--- start of Materials provided ---

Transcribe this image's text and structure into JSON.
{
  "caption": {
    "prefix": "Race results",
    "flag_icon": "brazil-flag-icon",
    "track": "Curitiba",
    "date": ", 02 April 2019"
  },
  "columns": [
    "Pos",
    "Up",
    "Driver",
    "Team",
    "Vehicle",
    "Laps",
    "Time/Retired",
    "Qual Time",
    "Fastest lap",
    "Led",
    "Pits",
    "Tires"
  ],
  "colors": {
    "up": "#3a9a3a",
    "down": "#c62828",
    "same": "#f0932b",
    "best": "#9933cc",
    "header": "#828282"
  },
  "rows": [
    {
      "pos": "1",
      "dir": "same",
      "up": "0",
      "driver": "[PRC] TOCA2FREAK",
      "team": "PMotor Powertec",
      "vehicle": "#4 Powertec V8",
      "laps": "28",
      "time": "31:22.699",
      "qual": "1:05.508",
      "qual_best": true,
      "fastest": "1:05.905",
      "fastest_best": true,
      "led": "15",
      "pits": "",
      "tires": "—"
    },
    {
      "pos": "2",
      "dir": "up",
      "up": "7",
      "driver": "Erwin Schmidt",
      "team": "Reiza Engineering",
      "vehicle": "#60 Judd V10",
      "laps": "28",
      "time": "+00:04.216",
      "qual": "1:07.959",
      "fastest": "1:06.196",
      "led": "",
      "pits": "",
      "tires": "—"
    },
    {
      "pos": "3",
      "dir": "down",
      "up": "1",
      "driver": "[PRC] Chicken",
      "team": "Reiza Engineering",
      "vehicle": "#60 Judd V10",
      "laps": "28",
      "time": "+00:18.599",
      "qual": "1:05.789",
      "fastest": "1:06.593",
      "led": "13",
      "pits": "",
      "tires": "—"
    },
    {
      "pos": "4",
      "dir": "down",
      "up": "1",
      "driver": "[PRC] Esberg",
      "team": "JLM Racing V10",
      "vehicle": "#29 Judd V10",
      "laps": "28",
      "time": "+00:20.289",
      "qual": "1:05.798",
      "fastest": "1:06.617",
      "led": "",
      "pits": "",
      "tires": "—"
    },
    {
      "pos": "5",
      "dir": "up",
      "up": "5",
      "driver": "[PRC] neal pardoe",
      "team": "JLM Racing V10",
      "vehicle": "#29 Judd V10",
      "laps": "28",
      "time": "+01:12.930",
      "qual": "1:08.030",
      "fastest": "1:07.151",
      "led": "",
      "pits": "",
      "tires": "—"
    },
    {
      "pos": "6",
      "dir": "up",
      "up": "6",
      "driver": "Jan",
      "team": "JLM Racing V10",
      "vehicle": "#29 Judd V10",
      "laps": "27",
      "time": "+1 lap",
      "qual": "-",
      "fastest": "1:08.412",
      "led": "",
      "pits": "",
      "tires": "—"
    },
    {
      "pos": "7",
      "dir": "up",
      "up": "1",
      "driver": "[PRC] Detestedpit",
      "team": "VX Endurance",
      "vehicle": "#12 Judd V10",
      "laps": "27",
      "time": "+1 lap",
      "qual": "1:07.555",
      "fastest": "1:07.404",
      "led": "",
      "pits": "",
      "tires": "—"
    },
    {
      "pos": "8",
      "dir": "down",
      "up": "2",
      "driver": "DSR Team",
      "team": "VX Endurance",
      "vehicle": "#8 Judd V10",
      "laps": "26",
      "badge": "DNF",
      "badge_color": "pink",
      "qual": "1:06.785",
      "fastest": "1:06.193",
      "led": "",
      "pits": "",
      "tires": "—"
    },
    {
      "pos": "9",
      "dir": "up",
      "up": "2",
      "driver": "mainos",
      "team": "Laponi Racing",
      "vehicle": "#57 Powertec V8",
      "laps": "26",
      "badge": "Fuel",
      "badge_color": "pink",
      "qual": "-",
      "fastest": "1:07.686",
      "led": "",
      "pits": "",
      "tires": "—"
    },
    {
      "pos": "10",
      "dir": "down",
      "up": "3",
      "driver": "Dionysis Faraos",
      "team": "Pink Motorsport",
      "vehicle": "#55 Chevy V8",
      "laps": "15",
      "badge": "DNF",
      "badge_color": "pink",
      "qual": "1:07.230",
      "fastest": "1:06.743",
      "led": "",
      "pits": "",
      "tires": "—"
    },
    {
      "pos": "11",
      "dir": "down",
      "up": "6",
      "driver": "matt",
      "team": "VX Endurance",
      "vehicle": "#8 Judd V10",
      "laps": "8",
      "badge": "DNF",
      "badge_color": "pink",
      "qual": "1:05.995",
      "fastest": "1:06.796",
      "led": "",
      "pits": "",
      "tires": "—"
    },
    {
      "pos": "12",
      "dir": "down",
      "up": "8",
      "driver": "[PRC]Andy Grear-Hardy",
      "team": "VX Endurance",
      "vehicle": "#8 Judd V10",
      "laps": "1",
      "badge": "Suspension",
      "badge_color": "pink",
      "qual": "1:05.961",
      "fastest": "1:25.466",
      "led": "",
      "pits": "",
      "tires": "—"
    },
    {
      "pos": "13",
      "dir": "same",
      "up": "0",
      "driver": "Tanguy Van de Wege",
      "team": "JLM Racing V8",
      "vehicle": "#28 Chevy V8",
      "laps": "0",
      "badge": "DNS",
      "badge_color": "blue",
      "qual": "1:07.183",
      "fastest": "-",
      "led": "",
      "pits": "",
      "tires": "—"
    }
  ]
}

--- end of Materials provided ---

**Exercise details:** Every entry should be printed again exactly as it stands.

**Reply to the exercise:**
Transcribe this image's text and structure into JSON.
{
  "caption": {
    "prefix": "Race results",
    "flag_icon": "brazil-flag-icon",
    "track": "Curitiba",
    "date": ", 02 April 2019"
  },
  "columns": [
    "Pos",
    "Up",
    "Driver",
    "Team",
    "Vehicle",
    "Laps",
    "Time/Retired",
    "Qual Time",
    "Fastest lap",
    "Led",
    "Pits",
    "Tires"
  ],
  "colors": {
    "up": "#3a9a3a",
    "down": "#c62828",
    "same": "#f0932b",
    "best": "#9933cc",
    "header": "#828282"
  },
  "rows": [
    {
      "pos": "1",
      "dir": "same",
      "up": "0",
      "driver": "[PRC] TOCA2FREAK",
      "team": "PMotor Powertec",
      "vehicle": "#4 Powertec V8",
      "laps": "28",
      "time": "31:22.699",
      "qual": "1:05.508",
      "qual_best": true,
      "fastest": "1:05.905",
      "fastest_best": true,
      "led": "15",
      "pits": "",
      "tires": "—"
    },
    {
      "pos": "2",
      "dir": "up",
      "up": "7",
      "driver": "Erwin Schmidt",
      "team": "Reiza Engineering",
      "vehicle": "#60 Judd V10",
      "laps": "28",
      "time": "+00:04.216",
      "qual": "1:07.959",
      "fastest": "1:06.196",
      "led": "",
      "pits": "",
      "tires": "—"
    },
    {
      "pos": "3",
      "dir": "down",
      "up": "1",
      "driver": "[PRC] Chicken",
      "team": "Reiza Engineering",
      "vehicle": "#60 Judd V10",
      "laps": "28",
      "time": "+00:18.599",
      "qual": "1:05.789",
      "fastest": "1:06.593",
      "led": "13",
      "pits": "",
      "tires": "—"
    },
    {
      "pos": "4",
      "dir": "down",
      "up": "1",
      "driver": "[PRC] Esberg",
      "team": "JLM Racing V10",
      "vehicle": "#29 Judd V10",
      "laps": "28",
      "time": "+00:20.289",
      "qual": "1:05.798",
      "fastest": "1:06.617",
      "led": "",
      "pits": "",
      "tires": "—"
    },
    {
      "pos": "5",
      "dir": "up",
      "up": "5",
      "driver": "[PRC] neal pardoe",
      "team": "JLM Racing V10",
      "vehicle": "#29 Judd V10",
      "laps": "28",
      "time": "+01:12.930",
      "qual": "1:08.030",
      "fastest": "1:07.151",
      "led": "",
      "pits": "",
      "tires": "—"
    },
    {
      "pos": "6",
      "dir": "up",
      "up": "6",
      "driver": "Jan",
      "team": "JLM Racing V10",
      "vehicle": "#29 Judd V10",
      "laps": "27",
      "time": "+1 lap",
      "qual": "-",
      "fastest": "1:08.412",
      "led": "",
      "pits": "",
      "tires": "—"
    },
    {
      "pos": "7",
      "dir": "up",
      "up": "1",
      "driver": "[PRC] Detestedpit",
      "team": "VX Endurance",
      "vehicle": "#12 Judd V10",
      "laps": "27",
      "time": "+1 lap",
      "qual": "1:07.555",
      "fastest": "1:07.404",
      "led": "",
      "pits": "",
      "tires": "—"
    },
    {
      "pos": "8",
      "dir": "down",
      "up": "2",
      "driver": "DSR Team",
      "team": "VX Endurance",
      "vehicle": "#8 Judd V10",
      "laps": "26",
      "badge": "DNF",
      "badge_color": "pink",
      "qual": "1:06.785",
      "fastest": "1:06.193",
      "led": "",
      "pits": "",
      "tires": "—"
    },
    {
      "pos": "9",
      "dir": "up",
      "up": "2",
      "driver": "mainos",
      "team": "Laponi Racing",
      "vehicle": "#57 Powertec V8",
      "laps": "26",
      "badge": "Fuel",
      "badge_color": "pink",
      "qual": "-",
      "fastest": "1:07.686",
      "led": "",
      "pits": "",
      "tires": "—"
    },
    {
      "pos": "10",
      "dir": "down",
      "up": "3",
      "driver": "Dionysis Faraos",
      "team": "Pink Motorsport",
      "vehicle": "#55 Chevy V8",
      "laps": "15",
      "badge": "DNF",
      "badge_color": "pink",
      "qual": "1:07.230",
      "fastest": "1:06.743",
      "led": "",
      "pits": "",
      "tires": "—"
    },
    {
      "pos": "11",
      "dir": "down",
      "up": "6",
      "driver": "matt",
      "team": "VX Endurance",
      "vehicle": "#8 Judd V10",
      "laps": "8",
      "badge": "DNF",
      "badge_color": "pink",
      "qual": "1:05.995",
      "fastest": "1:06.796",
      "led": "",
      "pits": "",
      "tires": "—"
    },
    {
      "pos": "12",
      "dir": "down",
      "up": "8",
      "driver": "[PRC]Andy Grear-Hardy",
      "team": "VX Endurance",
      "vehicle": "#8 Judd V10",
      "laps": "1",
      "badge": "Suspension",
      "badge_color": "pink",
      "qual": "1:05.961",
      "fastest": "1:25.466",
      "led": "",
      "pits": "",
      "tires": "—"
    },
    {
      "pos": "13",
      "dir": "same",
      "up": "0",
      "driver": "Tanguy Van de Wege",
      "team": "JLM Racing V8",
      "vehicle": "#28 Chevy V8",
      "laps": "0",
      "badge": "DNS",
      "badge_color": "blue",
      "qual": "1:07.183",
      "fastest": "-",
      "led": "",
      "pits": "",
      "tires": "—"
    }
  ]
}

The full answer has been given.